Collected data:

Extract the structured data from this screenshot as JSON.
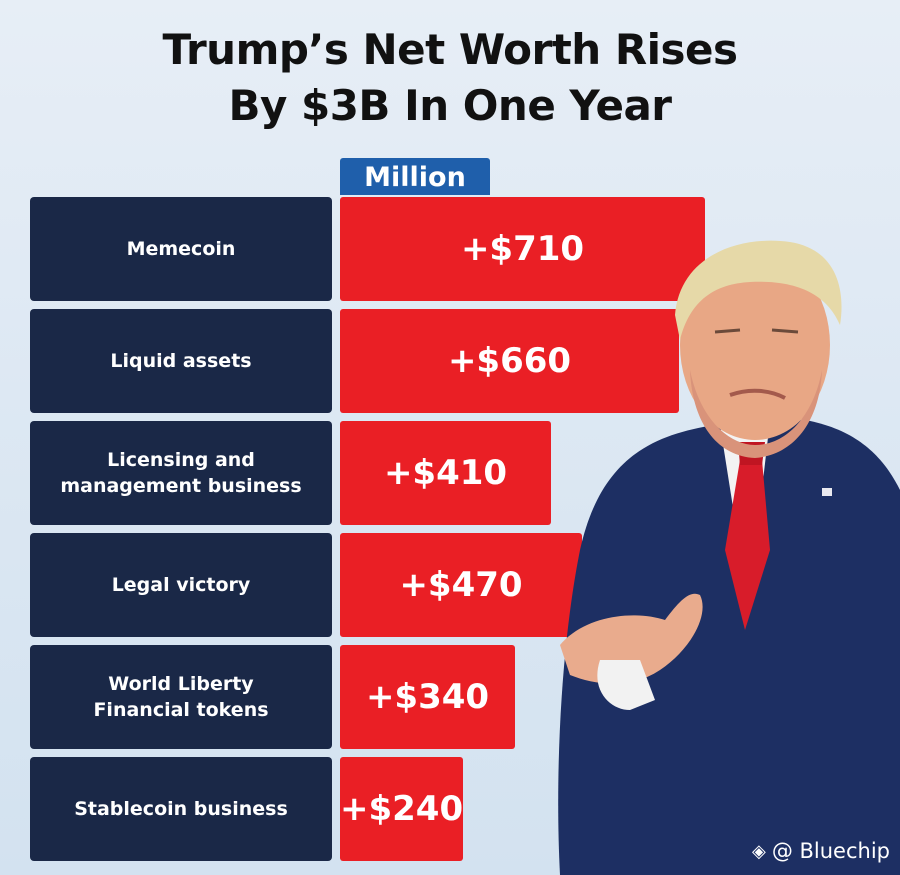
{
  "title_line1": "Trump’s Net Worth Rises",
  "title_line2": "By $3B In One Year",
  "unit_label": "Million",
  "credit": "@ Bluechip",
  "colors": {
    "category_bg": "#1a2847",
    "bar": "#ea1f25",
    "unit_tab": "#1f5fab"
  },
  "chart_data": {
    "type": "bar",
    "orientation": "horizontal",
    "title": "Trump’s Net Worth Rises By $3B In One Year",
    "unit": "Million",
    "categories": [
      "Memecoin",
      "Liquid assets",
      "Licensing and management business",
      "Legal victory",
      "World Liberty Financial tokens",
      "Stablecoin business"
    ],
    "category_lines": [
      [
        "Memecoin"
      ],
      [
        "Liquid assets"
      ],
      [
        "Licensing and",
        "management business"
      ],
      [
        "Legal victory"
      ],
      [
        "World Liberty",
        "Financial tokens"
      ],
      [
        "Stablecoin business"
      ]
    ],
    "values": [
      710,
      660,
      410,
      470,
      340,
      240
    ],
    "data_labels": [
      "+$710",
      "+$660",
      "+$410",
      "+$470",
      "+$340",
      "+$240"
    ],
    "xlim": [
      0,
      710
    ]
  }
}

### Work to complete
Without the pictures, write out all of the material exactly.

### Problem solution
Extract the structured data from this screenshot as JSON.
{
  "title_line1": "Trump’s Net Worth Rises",
  "title_line2": "By $3B In One Year",
  "unit_label": "Million",
  "credit": "@ Bluechip",
  "colors": {
    "category_bg": "#1a2847",
    "bar": "#ea1f25",
    "unit_tab": "#1f5fab"
  },
  "chart_data": {
    "type": "bar",
    "orientation": "horizontal",
    "title": "Trump’s Net Worth Rises By $3B In One Year",
    "unit": "Million",
    "categories": [
      "Memecoin",
      "Liquid assets",
      "Licensing and management business",
      "Legal victory",
      "World Liberty Financial tokens",
      "Stablecoin business"
    ],
    "category_lines": [
      [
        "Memecoin"
      ],
      [
        "Liquid assets"
      ],
      [
        "Licensing and",
        "management business"
      ],
      [
        "Legal victory"
      ],
      [
        "World Liberty",
        "Financial tokens"
      ],
      [
        "Stablecoin business"
      ]
    ],
    "values": [
      710,
      660,
      410,
      470,
      340,
      240
    ],
    "data_labels": [
      "+$710",
      "+$660",
      "+$410",
      "+$470",
      "+$340",
      "+$240"
    ],
    "xlim": [
      0,
      710
    ]
  }
}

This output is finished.